■ **Problem requirements**:
Collect every line of the records below that contains the word "支出经济分类科目类级".

::: Records supplied

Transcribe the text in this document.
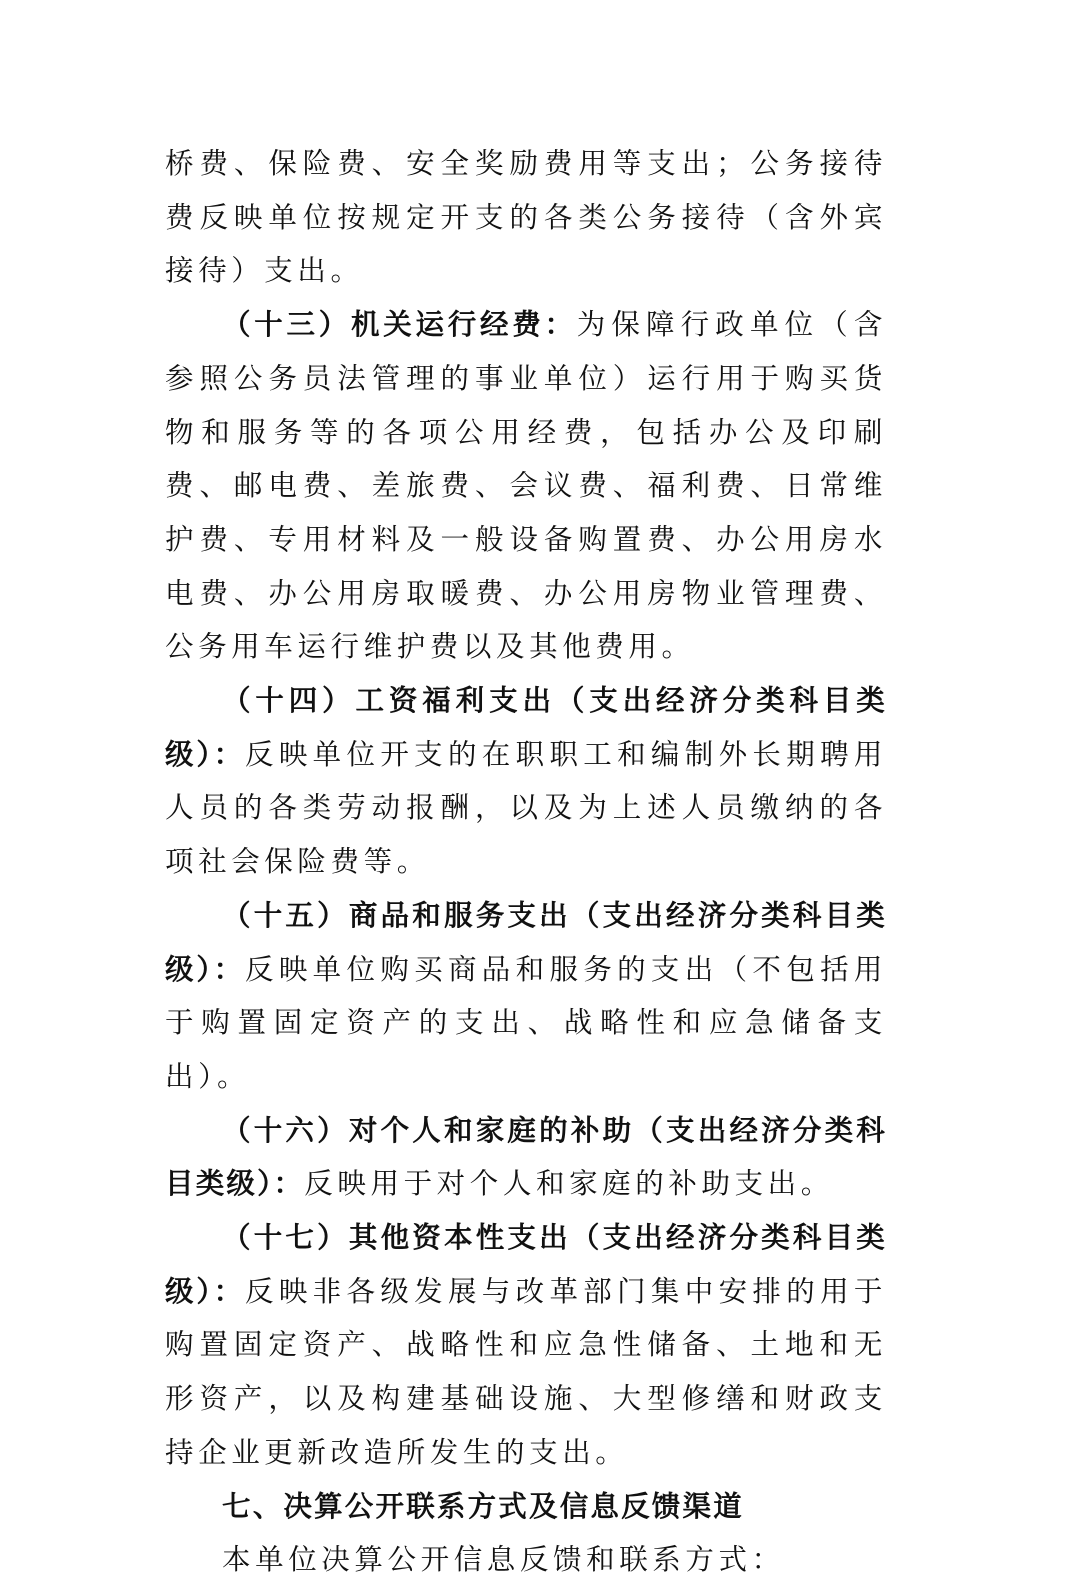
桥费、保险费、安全奖励费用等支出；公务接待费反映单位按规定开支的各类公务接待（含外宾接待）支出。

（十三）机关运行经费：为保障行政单位（含参照公务员法管理的事业单位）运行用于购买货物和服务等的各项公用经费，包括办公及印刷费、邮电费、差旅费、会议费、福利费、日常维护费、专用材料及一般设备购置费、办公用房水电费、办公用房取暖费、办公用房物业管理费、公务用车运行维护费以及其他费用。

（十四）工资福利支出（支出经济分类科目类级）：反映单位开支的在职职工和编制外长期聘用人员的各类劳动报酬，以及为上述人员缴纳的各项社会保险费等。

（十五）商品和服务支出（支出经济分类科目类级）：反映单位购买商品和服务的支出（不包括用于购置固定资产的支出、战略性和应急储备支出）。

（十六）对个人和家庭的补助（支出经济分类科目类级）：反映用于对个人和家庭的补助支出。

（十七）其他资本性支出（支出经济分类科目类级）：反映非各级发展与改革部门集中安排的用于购置固定资产、战略性和应急性储备、土地和无形资产，以及构建基础设施、大型修缮和财政支持企业更新改造所发生的支出。

七、决算公开联系方式及信息反馈渠道

本单位决算公开信息反馈和联系方式：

::::::

■ **Problem solution**:
（十四）工资福利支出（支出经济分类科目类级）：反映单位开支的在职职工和编制外长期聘用人员的各类劳动报酬，以及为上述人员缴纳的各项社会保险费等。
（十五）商品和服务支出（支出经济分类科目类级）：反映单位购买商品和服务的支出（不包括用于购置固定资产的支出、战略性和应急储备支出）。
（十六）对个人和家庭的补助（支出经济分类科目类级）：反映用于对个人和家庭的补助支出。
（十七）其他资本性支出（支出经济分类科目类级）：反映非各级发展与改革部门集中安排的用于购置固定资产、战略性和应急性储备、土地和无形资产，以及构建基础设施、大型修缮和财政支持企业更新改造所发生的支出。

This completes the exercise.